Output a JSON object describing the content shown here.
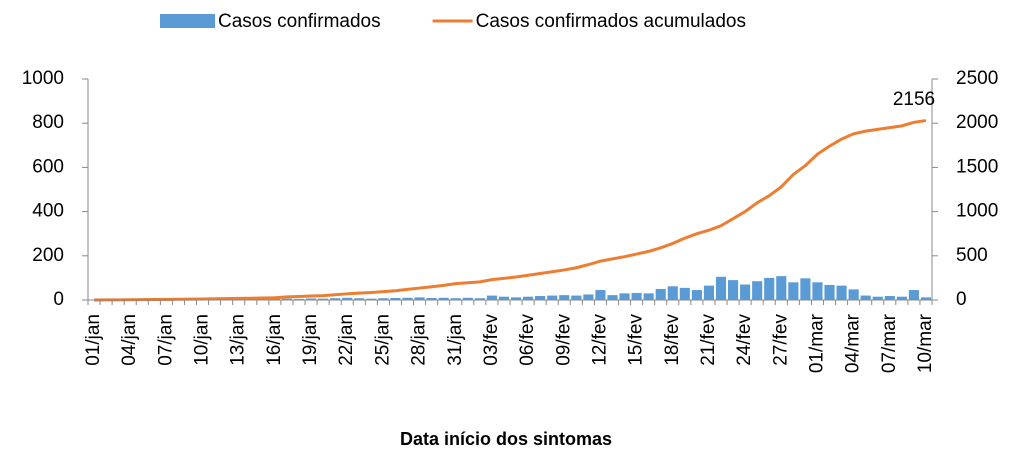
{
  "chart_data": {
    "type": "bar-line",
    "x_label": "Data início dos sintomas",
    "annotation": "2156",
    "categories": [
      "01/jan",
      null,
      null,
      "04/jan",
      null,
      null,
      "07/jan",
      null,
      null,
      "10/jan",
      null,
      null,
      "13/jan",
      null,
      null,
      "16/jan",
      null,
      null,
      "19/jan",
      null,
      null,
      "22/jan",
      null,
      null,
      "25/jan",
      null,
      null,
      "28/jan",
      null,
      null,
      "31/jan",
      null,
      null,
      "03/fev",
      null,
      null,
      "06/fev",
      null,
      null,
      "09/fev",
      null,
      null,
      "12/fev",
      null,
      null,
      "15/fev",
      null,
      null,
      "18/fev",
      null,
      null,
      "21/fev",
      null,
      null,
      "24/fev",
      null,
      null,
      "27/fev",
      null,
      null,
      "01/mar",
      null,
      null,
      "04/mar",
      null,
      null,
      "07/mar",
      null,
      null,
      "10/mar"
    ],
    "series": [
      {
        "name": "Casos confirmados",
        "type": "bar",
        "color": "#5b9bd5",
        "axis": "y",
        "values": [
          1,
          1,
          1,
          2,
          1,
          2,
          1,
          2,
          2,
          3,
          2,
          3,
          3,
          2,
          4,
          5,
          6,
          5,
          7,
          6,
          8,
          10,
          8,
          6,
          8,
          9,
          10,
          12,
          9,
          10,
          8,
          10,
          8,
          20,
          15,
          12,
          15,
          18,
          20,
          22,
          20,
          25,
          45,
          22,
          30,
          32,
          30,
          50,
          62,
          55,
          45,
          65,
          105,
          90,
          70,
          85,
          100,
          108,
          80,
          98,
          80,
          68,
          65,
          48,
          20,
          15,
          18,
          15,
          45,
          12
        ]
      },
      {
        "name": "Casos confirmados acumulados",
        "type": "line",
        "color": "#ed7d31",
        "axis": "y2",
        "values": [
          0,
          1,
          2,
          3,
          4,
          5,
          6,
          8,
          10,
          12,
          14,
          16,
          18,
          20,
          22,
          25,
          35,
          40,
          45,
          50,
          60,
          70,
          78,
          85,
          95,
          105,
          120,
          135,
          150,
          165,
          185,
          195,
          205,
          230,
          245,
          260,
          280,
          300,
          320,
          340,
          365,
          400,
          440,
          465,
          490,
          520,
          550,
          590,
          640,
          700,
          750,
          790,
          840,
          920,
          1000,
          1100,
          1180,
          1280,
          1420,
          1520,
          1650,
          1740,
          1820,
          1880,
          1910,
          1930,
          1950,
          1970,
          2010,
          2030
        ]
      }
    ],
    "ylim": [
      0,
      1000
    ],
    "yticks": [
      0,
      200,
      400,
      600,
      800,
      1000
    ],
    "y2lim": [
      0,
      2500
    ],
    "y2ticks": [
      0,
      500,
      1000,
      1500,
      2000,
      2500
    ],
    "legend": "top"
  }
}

» **WHAT IS EXPECTED**
Gather all the lines that include the word "confirmados" and copy them out.

» **WRITTEN ANSWER**
        "name": "Casos confirmados",
        "name": "Casos confirmados acumulados",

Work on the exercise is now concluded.